_GIVEN PROBLEM_: Reproduce the following material exactly, including every line.

Saved entries:
:::
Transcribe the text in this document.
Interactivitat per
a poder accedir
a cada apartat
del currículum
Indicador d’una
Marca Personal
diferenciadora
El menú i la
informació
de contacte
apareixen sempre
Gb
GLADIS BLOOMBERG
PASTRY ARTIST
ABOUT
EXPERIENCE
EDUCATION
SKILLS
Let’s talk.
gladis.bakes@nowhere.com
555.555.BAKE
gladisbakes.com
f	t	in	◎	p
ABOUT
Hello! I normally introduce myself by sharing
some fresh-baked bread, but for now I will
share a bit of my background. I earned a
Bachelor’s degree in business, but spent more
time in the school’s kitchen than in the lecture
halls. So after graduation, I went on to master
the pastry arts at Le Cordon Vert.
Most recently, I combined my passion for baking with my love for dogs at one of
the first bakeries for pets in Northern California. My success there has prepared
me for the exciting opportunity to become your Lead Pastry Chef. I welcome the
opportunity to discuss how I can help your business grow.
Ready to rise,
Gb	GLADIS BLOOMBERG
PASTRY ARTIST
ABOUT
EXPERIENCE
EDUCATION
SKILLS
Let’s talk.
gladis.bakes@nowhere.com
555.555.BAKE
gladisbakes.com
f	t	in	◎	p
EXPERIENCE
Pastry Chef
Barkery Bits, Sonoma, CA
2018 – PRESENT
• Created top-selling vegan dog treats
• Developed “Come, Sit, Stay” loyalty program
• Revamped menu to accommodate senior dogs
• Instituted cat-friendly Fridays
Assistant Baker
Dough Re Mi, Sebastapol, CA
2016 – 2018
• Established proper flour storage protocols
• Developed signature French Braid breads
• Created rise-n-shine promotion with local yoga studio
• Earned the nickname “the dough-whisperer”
:::
_WRITTEN REPLY_:
Transcribe the text in this document.
Interactivitat per
a poder accedir
a cada apartat
del currículum
Indicador d’una
Marca Personal
diferenciadora
El menú i la
informació
de contacte
apareixen sempre
Gb
GLADIS BLOOMBERG
PASTRY ARTIST
ABOUT
EXPERIENCE
EDUCATION
SKILLS
Let’s talk.
gladis.bakes@nowhere.com
555.555.BAKE
gladisbakes.com
f	t	in	◎	p
ABOUT
Hello! I normally introduce myself by sharing
some fresh-baked bread, but for now I will
share a bit of my background. I earned a
Bachelor’s degree in business, but spent more
time in the school’s kitchen than in the lecture
halls. So after graduation, I went on to master
the pastry arts at Le Cordon Vert.
Most recently, I combined my passion for baking with my love for dogs at one of
the first bakeries for pets in Northern California. My success there has prepared
me for the exciting opportunity to become your Lead Pastry Chef. I welcome the
opportunity to discuss how I can help your business grow.
Ready to rise,
Gb	GLADIS BLOOMBERG
PASTRY ARTIST
ABOUT
EXPERIENCE
EDUCATION
SKILLS
Let’s talk.
gladis.bakes@nowhere.com
555.555.BAKE
gladisbakes.com
f	t	in	◎	p
EXPERIENCE
Pastry Chef
Barkery Bits, Sonoma, CA
2018 – PRESENT
• Created top-selling vegan dog treats
• Developed “Come, Sit, Stay” loyalty program
• Revamped menu to accommodate senior dogs
• Instituted cat-friendly Fridays
Assistant Baker
Dough Re Mi, Sebastapol, CA
2016 – 2018
• Established proper flour storage protocols
• Developed signature French Braid breads
• Created rise-n-shine promotion with local yoga studio
• Earned the nickname “the dough-whisperer”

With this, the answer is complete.